La métrica no es un adorno. Puedes sentir la música de un poema casi como una caricia”

Junto a la naturaleza, la poesía –la música– se erige también en refugio para el caminante fatigado. “Mi vida, yo lo sé, / es un traspiés continuo, / un descalabro y, ay, mil caídas. / Pero escribo estos versos / y se ajusta mi vida / a un ritmo cadencioso, / sin tropiezos / ni quiebros disonantes”. Una idea en la que el autor ahonda en esta entrevista: “El poema no aspira a un conocimiento ensayístico ni filosófico, no te va a dar una solución ni una respuesta. Lo que puede conseguir, con su música, es apaciguar un sentimiento oscuro, turbulento, desordenado. Por eso para mí la métrica no es un juego de habilidad ni un adorno, es algo esencial: puedes sentir el ritmo casi como una caricia”.
++++++
▶ **EXPLORA EL MATERIAL**:
1. Escribe los adjetivos con que el fragmento sobre la poesía y la métrica describe el sentimiento que el poema puede apaciguar con su música.
2. Escribe lo que sigue al fragmento sobre la poesía y la métrica, empezando justo después de su última frase.

[Datos de análisis del diseño de la página]
++++++
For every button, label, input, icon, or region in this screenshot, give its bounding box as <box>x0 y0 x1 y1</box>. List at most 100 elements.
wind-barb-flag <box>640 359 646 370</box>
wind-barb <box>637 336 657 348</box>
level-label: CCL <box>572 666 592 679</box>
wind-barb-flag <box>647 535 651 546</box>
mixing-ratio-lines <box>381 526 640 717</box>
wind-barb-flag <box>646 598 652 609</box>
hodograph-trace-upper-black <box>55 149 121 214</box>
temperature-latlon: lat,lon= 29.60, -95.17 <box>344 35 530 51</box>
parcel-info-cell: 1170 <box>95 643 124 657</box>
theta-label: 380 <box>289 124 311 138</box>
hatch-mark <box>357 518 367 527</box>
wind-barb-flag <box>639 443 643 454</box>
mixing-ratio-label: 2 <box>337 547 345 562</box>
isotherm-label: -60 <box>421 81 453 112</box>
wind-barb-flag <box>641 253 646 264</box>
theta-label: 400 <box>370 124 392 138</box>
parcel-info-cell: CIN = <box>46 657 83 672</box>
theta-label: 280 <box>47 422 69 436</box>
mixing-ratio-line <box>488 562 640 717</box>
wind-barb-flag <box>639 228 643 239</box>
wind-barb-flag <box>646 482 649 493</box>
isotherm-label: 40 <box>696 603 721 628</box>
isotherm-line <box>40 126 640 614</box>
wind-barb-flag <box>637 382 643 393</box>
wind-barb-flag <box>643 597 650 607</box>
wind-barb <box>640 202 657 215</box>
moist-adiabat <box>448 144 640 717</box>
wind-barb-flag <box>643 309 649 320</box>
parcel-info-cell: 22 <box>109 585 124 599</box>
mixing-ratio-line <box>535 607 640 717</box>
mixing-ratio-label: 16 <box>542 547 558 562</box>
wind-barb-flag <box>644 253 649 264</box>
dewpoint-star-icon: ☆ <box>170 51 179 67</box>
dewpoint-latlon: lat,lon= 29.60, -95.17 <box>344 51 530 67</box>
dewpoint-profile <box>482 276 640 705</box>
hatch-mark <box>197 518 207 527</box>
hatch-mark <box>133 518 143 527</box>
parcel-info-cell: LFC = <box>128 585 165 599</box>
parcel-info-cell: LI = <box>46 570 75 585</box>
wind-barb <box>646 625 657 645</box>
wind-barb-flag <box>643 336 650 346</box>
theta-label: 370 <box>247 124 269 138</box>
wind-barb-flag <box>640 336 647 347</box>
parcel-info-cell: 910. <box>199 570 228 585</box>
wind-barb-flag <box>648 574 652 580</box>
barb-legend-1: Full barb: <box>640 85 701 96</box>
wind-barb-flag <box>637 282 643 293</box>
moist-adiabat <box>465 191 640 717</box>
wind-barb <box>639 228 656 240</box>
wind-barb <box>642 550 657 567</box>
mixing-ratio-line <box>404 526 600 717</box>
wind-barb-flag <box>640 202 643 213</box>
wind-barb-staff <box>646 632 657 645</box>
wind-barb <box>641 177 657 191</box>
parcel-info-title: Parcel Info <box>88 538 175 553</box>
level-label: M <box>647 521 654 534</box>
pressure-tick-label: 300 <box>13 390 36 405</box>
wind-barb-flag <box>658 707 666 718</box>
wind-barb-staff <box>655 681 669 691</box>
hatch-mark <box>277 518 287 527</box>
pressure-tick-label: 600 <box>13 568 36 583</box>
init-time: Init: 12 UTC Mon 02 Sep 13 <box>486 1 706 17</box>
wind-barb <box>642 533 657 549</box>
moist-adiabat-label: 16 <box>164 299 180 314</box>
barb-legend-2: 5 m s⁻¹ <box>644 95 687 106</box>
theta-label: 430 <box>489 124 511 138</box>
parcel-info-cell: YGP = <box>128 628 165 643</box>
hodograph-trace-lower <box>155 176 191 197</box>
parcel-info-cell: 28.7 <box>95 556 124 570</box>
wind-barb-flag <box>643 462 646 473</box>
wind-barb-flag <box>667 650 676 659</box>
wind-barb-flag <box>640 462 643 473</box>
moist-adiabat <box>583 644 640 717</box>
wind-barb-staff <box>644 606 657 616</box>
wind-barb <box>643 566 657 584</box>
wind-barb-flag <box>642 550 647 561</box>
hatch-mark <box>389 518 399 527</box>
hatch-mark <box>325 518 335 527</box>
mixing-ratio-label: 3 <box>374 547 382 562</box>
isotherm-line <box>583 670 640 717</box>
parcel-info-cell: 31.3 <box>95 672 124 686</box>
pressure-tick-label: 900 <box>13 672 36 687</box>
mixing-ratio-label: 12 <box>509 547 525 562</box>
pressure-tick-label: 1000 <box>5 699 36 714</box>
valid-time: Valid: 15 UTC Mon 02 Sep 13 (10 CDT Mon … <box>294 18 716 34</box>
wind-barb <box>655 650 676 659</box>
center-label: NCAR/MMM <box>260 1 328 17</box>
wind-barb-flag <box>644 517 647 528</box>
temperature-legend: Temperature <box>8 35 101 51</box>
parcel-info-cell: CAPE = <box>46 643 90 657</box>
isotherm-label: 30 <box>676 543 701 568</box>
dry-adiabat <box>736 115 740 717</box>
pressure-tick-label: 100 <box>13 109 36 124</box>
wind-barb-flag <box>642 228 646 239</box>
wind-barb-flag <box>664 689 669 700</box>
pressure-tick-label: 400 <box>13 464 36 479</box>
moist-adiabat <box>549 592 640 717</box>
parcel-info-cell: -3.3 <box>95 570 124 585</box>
++++++
▶ **RESPUESTAS DADAS**:
1. oscuro, turbulento, desordenado

2.
“No busqué la verdad. / He buscado la música”, sentencia un poeta consciente de que los versos “nunca te darán la claridad total, sólo sugerencias. Por eso las lecturas de un poema son infinitas, porque el texto no te da un significado unívoco, sino vibraciones emocionales. Digo a menudo que un poema es como un espejo en el que el lector va a encontrar lo que ya llevaba”. Por esa complejidad, la inteligencia artificial sólo podrá redactar “poemas malos y consabidos, la poesía verdadera parte de algo que la IA no tendrá nunca: la ignorancia y el asombro. Uno escribe un poema cuando no sabe explicar esa emoción que está sintiendo, y escribiendo quiere saber, quiere llegar desde la oscuridad de la emoción a algún atisbo de luz, a algunas penumbras”. 

Juan Peña. / Juan Carlos Muñoz

Peña no lamenta, sino todo lo contrario, el carácter minoritario y arrinconado de la poesía. “Su mayor fuerza es la pobreza. El poeta no tiene nada que perder porque no tiene que ganar. Sus libros no lo sacarán de pobre, y eso convierte a la poesía en el género donde hallar la mayor libertad. Ya nos dijo Cervantes que la poesía rehúye de exhibirse por calles y plazas”.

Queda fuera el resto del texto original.